Entries with figure data

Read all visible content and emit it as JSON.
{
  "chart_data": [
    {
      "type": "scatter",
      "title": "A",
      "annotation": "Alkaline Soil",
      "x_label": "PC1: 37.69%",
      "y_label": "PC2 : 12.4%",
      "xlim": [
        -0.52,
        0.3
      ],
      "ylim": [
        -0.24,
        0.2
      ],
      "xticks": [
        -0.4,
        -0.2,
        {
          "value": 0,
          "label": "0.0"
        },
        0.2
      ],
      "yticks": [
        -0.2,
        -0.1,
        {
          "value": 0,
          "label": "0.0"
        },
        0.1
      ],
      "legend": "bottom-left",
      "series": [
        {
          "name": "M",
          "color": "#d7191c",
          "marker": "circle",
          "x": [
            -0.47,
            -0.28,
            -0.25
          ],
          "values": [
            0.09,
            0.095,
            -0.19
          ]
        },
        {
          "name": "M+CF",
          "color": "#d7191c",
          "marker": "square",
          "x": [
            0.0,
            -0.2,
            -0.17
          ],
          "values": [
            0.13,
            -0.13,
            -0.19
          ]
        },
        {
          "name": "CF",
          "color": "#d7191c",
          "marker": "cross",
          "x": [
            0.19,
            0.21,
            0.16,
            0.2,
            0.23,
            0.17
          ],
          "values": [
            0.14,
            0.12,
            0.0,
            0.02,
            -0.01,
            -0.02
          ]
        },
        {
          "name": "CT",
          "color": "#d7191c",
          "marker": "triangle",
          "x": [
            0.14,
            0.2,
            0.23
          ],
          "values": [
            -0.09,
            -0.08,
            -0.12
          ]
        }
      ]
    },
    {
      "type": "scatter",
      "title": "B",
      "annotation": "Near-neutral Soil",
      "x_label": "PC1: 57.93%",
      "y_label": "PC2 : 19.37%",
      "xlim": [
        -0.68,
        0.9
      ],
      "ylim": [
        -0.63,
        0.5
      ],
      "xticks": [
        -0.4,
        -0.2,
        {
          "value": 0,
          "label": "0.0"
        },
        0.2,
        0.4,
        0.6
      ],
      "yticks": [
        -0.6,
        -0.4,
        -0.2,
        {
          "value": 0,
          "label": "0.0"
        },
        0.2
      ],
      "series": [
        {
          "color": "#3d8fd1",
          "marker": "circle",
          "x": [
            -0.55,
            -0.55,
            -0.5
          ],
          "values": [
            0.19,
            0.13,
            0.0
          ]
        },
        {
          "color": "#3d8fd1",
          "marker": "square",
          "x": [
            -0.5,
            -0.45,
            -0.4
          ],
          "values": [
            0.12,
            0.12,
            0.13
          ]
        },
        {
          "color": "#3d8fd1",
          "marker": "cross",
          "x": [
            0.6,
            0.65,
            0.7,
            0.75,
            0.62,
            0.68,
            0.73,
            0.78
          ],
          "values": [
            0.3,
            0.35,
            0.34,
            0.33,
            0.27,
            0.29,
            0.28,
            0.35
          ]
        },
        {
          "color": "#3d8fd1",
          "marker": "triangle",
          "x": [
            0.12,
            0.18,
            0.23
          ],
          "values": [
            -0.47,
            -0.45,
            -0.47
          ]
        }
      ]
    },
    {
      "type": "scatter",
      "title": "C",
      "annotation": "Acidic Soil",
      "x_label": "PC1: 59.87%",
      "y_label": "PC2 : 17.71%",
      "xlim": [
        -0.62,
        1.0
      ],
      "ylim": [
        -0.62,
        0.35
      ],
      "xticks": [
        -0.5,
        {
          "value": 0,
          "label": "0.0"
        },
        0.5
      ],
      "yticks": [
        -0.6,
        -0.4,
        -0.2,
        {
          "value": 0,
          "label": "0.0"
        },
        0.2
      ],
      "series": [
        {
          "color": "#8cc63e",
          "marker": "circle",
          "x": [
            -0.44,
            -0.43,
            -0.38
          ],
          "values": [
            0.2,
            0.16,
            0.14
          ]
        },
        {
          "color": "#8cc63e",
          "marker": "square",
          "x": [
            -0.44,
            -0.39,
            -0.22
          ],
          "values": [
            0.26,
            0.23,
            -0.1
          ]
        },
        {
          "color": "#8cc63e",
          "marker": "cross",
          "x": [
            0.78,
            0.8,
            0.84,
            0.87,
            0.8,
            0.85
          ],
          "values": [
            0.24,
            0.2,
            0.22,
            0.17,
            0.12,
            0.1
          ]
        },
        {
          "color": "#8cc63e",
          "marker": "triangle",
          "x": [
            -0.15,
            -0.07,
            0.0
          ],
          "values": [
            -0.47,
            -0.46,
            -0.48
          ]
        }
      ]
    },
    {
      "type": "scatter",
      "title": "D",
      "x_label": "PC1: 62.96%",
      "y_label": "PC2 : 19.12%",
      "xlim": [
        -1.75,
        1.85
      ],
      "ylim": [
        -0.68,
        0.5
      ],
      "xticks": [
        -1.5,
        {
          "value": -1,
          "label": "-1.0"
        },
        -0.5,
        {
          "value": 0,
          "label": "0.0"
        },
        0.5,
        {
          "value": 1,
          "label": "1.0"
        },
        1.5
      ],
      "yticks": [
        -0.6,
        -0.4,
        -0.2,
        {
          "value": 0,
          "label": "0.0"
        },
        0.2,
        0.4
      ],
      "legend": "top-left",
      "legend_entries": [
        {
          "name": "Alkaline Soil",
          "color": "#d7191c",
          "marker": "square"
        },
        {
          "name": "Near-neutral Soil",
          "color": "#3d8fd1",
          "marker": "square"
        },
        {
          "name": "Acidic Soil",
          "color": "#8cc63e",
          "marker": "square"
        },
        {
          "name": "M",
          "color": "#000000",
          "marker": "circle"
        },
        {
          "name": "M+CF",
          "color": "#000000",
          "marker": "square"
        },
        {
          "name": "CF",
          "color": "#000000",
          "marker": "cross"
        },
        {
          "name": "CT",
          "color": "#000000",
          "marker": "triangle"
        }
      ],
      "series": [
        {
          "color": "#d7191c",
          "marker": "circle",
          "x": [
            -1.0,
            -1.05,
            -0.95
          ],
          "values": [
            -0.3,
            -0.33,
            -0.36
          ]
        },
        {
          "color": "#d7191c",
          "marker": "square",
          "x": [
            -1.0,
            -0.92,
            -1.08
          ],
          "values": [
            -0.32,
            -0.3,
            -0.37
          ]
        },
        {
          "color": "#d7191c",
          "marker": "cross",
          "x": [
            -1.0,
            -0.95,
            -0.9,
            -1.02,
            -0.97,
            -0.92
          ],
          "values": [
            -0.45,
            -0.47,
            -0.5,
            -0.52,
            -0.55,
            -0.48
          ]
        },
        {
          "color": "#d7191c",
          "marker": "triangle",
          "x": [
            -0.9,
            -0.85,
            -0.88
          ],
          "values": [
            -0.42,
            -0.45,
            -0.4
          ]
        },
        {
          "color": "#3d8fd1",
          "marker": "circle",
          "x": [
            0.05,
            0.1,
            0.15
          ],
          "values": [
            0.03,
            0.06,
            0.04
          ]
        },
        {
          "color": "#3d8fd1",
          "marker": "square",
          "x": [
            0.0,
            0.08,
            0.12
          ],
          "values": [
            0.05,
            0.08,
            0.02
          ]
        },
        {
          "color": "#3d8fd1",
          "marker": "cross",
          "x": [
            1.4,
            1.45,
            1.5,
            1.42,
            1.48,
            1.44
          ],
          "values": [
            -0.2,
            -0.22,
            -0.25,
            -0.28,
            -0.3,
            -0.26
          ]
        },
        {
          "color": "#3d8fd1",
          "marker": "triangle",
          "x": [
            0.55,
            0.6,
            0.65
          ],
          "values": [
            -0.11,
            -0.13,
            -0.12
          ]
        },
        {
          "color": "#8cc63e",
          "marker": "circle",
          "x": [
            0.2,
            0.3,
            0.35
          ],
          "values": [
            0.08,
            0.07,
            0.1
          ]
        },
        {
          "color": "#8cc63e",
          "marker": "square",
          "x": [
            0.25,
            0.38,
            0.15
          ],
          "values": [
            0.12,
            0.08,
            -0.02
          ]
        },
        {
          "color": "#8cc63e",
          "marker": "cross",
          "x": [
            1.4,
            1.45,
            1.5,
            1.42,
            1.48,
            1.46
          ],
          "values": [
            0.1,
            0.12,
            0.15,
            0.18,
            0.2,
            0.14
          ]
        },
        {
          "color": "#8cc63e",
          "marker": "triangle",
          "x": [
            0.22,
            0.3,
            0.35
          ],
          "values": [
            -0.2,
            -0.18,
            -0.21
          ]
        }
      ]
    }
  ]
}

## Task instructions
Scan the material above. Return every line containing the string "neutral".

## Exercise answer
      "annotation": "Near-neutral Soil",
          "name": "Near-neutral Soil",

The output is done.